» **What the exercise asks**
Find each line with the string "structure" and copy it.

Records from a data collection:
▶

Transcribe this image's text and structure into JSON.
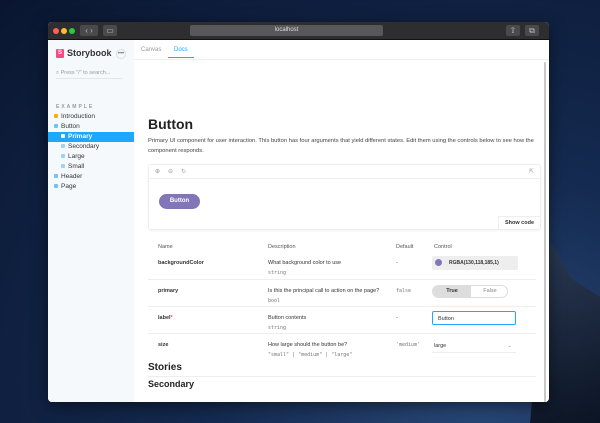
{
  "browser": {
    "url": "localhost"
  },
  "sidebar": {
    "brand": "Storybook",
    "search_placeholder": "Press \"/\" to search...",
    "section": "EXAMPLE",
    "items": [
      {
        "label": "Introduction"
      },
      {
        "label": "Button"
      },
      {
        "label": "Primary"
      },
      {
        "label": "Secondary"
      },
      {
        "label": "Large"
      },
      {
        "label": "Small"
      },
      {
        "label": "Header"
      },
      {
        "label": "Page"
      }
    ]
  },
  "tabs": [
    {
      "label": "Canvas"
    },
    {
      "label": "Docs"
    }
  ],
  "doc": {
    "title": "Button",
    "description": "Primary UI component for user interaction. This button has four arguments that yield different states. Edit them using the controls below to see how the component responds.",
    "preview_button": "Button",
    "show_code": "Show code"
  },
  "table": {
    "headers": [
      "Name",
      "Description",
      "Default",
      "Control"
    ],
    "rows": [
      {
        "name": "backgroundColor",
        "desc": "What background color to use",
        "type": "string",
        "default": "-",
        "control": "RGBA(130,118,185,1)"
      },
      {
        "name": "primary",
        "desc": "Is this the principal call to action on the page?",
        "type": "bool",
        "default": "false",
        "true": "True",
        "false": "False"
      },
      {
        "name": "label",
        "required": "*",
        "desc": "Button contents",
        "type": "string",
        "default": "-",
        "control": "Button"
      },
      {
        "name": "size",
        "desc": "How large should the button be?",
        "type": "\"small\" | \"medium\" | \"large\"",
        "default": "'medium'",
        "control": "large"
      }
    ]
  },
  "stories": {
    "heading": "Stories",
    "first": "Secondary"
  },
  "colors": {
    "accent": "#1ea7fd",
    "button": "#8276b9"
  }
}
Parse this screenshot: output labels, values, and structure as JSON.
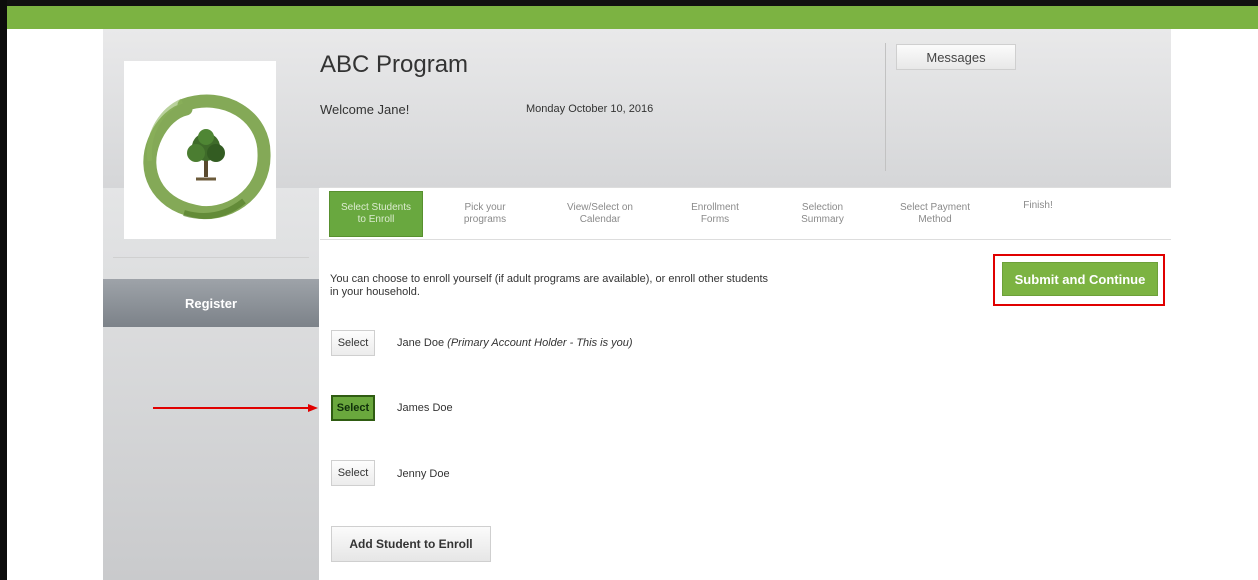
{
  "header": {
    "program_title": "ABC Program",
    "welcome": "Welcome Jane!",
    "date": "Monday October 10, 2016",
    "messages_label": "Messages"
  },
  "sidebar": {
    "register_label": "Register"
  },
  "steps": [
    {
      "line1": "Select Students",
      "line2": "to Enroll",
      "active": true
    },
    {
      "line1": "Pick your",
      "line2": "programs",
      "active": false
    },
    {
      "line1": "View/Select on",
      "line2": "Calendar",
      "active": false
    },
    {
      "line1": "Enrollment",
      "line2": "Forms",
      "active": false
    },
    {
      "line1": "Selection",
      "line2": "Summary",
      "active": false
    },
    {
      "line1": "Select Payment",
      "line2": "Method",
      "active": false
    },
    {
      "line1": "Finish!",
      "line2": "",
      "active": false
    }
  ],
  "content": {
    "intro": "You can choose to enroll yourself (if adult programs are available), or enroll other students in your household.",
    "submit_label": "Submit and Continue",
    "students": [
      {
        "select_label": "Select",
        "name": "Jane Doe",
        "note": "(Primary Account Holder - This is you)",
        "selected": false
      },
      {
        "select_label": "Select",
        "name": "James Doe",
        "note": "",
        "selected": true
      },
      {
        "select_label": "Select",
        "name": "Jenny Doe",
        "note": "",
        "selected": false
      }
    ],
    "add_student_label": "Add Student to Enroll"
  },
  "colors": {
    "brand_green": "#7cb342",
    "highlight_red": "#e00000"
  }
}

◀

» **Exercise result**
Transcribe this image's text and structure into JSON.
Parse this screenshot: output labels, values, and structure as JSON.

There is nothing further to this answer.